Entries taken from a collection
╔══

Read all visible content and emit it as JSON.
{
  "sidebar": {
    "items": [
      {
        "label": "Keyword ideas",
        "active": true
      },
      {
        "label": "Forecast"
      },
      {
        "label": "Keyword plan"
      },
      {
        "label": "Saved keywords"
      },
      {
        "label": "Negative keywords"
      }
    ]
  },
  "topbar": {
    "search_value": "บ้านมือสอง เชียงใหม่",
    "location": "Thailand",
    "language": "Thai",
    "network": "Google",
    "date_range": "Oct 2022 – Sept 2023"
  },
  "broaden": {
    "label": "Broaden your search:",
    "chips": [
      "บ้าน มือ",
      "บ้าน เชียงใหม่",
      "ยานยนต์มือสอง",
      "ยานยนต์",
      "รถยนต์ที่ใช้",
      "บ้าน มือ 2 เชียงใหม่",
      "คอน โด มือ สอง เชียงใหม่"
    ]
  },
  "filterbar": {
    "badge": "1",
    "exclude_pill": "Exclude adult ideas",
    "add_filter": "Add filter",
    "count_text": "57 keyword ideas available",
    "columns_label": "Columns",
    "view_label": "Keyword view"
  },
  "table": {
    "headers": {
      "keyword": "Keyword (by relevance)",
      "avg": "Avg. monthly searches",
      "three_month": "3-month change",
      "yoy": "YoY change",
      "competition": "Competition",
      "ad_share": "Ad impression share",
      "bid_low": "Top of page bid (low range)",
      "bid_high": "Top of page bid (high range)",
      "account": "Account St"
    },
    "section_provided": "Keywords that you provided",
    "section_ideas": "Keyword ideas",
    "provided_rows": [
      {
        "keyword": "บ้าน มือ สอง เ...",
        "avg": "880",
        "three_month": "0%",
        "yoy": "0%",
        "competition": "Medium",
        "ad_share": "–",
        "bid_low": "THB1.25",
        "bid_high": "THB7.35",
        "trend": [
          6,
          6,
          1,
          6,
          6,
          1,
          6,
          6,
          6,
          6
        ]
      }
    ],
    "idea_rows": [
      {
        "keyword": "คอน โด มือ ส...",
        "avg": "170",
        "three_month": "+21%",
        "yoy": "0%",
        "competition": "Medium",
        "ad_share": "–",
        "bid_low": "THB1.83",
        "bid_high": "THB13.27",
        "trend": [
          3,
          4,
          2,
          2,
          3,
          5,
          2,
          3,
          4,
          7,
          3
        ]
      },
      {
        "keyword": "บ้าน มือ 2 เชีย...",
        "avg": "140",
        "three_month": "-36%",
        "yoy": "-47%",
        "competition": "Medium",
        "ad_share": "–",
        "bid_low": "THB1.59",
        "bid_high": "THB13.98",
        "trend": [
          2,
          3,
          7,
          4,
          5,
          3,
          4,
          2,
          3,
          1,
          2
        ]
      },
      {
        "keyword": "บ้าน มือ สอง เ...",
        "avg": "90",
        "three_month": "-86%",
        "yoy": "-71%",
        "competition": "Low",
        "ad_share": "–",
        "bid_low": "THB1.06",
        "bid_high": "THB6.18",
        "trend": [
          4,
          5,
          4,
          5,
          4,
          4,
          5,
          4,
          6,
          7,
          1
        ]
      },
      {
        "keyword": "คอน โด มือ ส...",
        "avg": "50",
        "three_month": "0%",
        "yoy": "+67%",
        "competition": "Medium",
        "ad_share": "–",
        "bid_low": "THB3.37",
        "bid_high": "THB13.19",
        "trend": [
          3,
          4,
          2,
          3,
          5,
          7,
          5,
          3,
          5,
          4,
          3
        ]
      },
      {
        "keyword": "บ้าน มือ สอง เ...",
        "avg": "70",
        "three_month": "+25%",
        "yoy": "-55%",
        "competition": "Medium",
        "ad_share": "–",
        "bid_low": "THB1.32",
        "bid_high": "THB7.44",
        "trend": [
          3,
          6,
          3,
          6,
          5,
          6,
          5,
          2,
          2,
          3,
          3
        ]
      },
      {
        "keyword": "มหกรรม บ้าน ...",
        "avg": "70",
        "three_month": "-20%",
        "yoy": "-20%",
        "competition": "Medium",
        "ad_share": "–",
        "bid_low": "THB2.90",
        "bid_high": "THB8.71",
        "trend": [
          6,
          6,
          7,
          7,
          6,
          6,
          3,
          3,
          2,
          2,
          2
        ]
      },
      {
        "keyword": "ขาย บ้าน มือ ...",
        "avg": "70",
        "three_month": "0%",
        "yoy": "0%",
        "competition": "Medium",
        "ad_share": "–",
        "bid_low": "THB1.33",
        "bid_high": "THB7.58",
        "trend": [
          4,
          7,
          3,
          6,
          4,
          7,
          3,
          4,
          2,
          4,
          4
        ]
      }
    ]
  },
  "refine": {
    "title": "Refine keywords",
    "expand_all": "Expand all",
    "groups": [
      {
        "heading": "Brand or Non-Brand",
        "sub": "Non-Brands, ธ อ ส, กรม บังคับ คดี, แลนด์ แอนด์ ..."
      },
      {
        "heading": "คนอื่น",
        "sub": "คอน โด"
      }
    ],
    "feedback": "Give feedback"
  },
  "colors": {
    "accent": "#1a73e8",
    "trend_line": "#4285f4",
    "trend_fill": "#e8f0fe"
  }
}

╚══

Prompt: Retype every entry word for word.

Full output:
Read all visible content and emit it as JSON.
{
  "sidebar": {
    "items": [
      {
        "label": "Keyword ideas",
        "active": true
      },
      {
        "label": "Forecast"
      },
      {
        "label": "Keyword plan"
      },
      {
        "label": "Saved keywords"
      },
      {
        "label": "Negative keywords"
      }
    ]
  },
  "topbar": {
    "search_value": "บ้านมือสอง เชียงใหม่",
    "location": "Thailand",
    "language": "Thai",
    "network": "Google",
    "date_range": "Oct 2022 – Sept 2023"
  },
  "broaden": {
    "label": "Broaden your search:",
    "chips": [
      "บ้าน มือ",
      "บ้าน เชียงใหม่",
      "ยานยนต์มือสอง",
      "ยานยนต์",
      "รถยนต์ที่ใช้",
      "บ้าน มือ 2 เชียงใหม่",
      "คอน โด มือ สอง เชียงใหม่"
    ]
  },
  "filterbar": {
    "badge": "1",
    "exclude_pill": "Exclude adult ideas",
    "add_filter": "Add filter",
    "count_text": "57 keyword ideas available",
    "columns_label": "Columns",
    "view_label": "Keyword view"
  },
  "table": {
    "headers": {
      "keyword": "Keyword (by relevance)",
      "avg": "Avg. monthly searches",
      "three_month": "3-month change",
      "yoy": "YoY change",
      "competition": "Competition",
      "ad_share": "Ad impression share",
      "bid_low": "Top of page bid (low range)",
      "bid_high": "Top of page bid (high range)",
      "account": "Account St"
    },
    "section_provided": "Keywords that you provided",
    "section_ideas": "Keyword ideas",
    "provided_rows": [
      {
        "keyword": "บ้าน มือ สอง เ...",
        "avg": "880",
        "three_month": "0%",
        "yoy": "0%",
        "competition": "Medium",
        "ad_share": "–",
        "bid_low": "THB1.25",
        "bid_high": "THB7.35",
        "trend": [
          6,
          6,
          1,
          6,
          6,
          1,
          6,
          6,
          6,
          6
        ]
      }
    ],
    "idea_rows": [
      {
        "keyword": "คอน โด มือ ส...",
        "avg": "170",
        "three_month": "+21%",
        "yoy": "0%",
        "competition": "Medium",
        "ad_share": "–",
        "bid_low": "THB1.83",
        "bid_high": "THB13.27",
        "trend": [
          3,
          4,
          2,
          2,
          3,
          5,
          2,
          3,
          4,
          7,
          3
        ]
      },
      {
        "keyword": "บ้าน มือ 2 เชีย...",
        "avg": "140",
        "three_month": "-36%",
        "yoy": "-47%",
        "competition": "Medium",
        "ad_share": "–",
        "bid_low": "THB1.59",
        "bid_high": "THB13.98",
        "trend": [
          2,
          3,
          7,
          4,
          5,
          3,
          4,
          2,
          3,
          1,
          2
        ]
      },
      {
        "keyword": "บ้าน มือ สอง เ...",
        "avg": "90",
        "three_month": "-86%",
        "yoy": "-71%",
        "competition": "Low",
        "ad_share": "–",
        "bid_low": "THB1.06",
        "bid_high": "THB6.18",
        "trend": [
          4,
          5,
          4,
          5,
          4,
          4,
          5,
          4,
          6,
          7,
          1
        ]
      },
      {
        "keyword": "คอน โด มือ ส...",
        "avg": "50",
        "three_month": "0%",
        "yoy": "+67%",
        "competition": "Medium",
        "ad_share": "–",
        "bid_low": "THB3.37",
        "bid_high": "THB13.19",
        "trend": [
          3,
          4,
          2,
          3,
          5,
          7,
          5,
          3,
          5,
          4,
          3
        ]
      },
      {
        "keyword": "บ้าน มือ สอง เ...",
        "avg": "70",
        "three_month": "+25%",
        "yoy": "-55%",
        "competition": "Medium",
        "ad_share": "–",
        "bid_low": "THB1.32",
        "bid_high": "THB7.44",
        "trend": [
          3,
          6,
          3,
          6,
          5,
          6,
          5,
          2,
          2,
          3,
          3
        ]
      },
      {
        "keyword": "มหกรรม บ้าน ...",
        "avg": "70",
        "three_month": "-20%",
        "yoy": "-20%",
        "competition": "Medium",
        "ad_share": "–",
        "bid_low": "THB2.90",
        "bid_high": "THB8.71",
        "trend": [
          6,
          6,
          7,
          7,
          6,
          6,
          3,
          3,
          2,
          2,
          2
        ]
      },
      {
        "keyword": "ขาย บ้าน มือ ...",
        "avg": "70",
        "three_month": "0%",
        "yoy": "0%",
        "competition": "Medium",
        "ad_share": "–",
        "bid_low": "THB1.33",
        "bid_high": "THB7.58",
        "trend": [
          4,
          7,
          3,
          6,
          4,
          7,
          3,
          4,
          2,
          4,
          4
        ]
      }
    ]
  },
  "refine": {
    "title": "Refine keywords",
    "expand_all": "Expand all",
    "groups": [
      {
        "heading": "Brand or Non-Brand",
        "sub": "Non-Brands, ธ อ ส, กรม บังคับ คดี, แลนด์ แอนด์ ..."
      },
      {
        "heading": "คนอื่น",
        "sub": "คอน โด"
      }
    ],
    "feedback": "Give feedback"
  },
  "colors": {
    "accent": "#1a73e8",
    "trend_line": "#4285f4",
    "trend_fill": "#e8f0fe"
  }
}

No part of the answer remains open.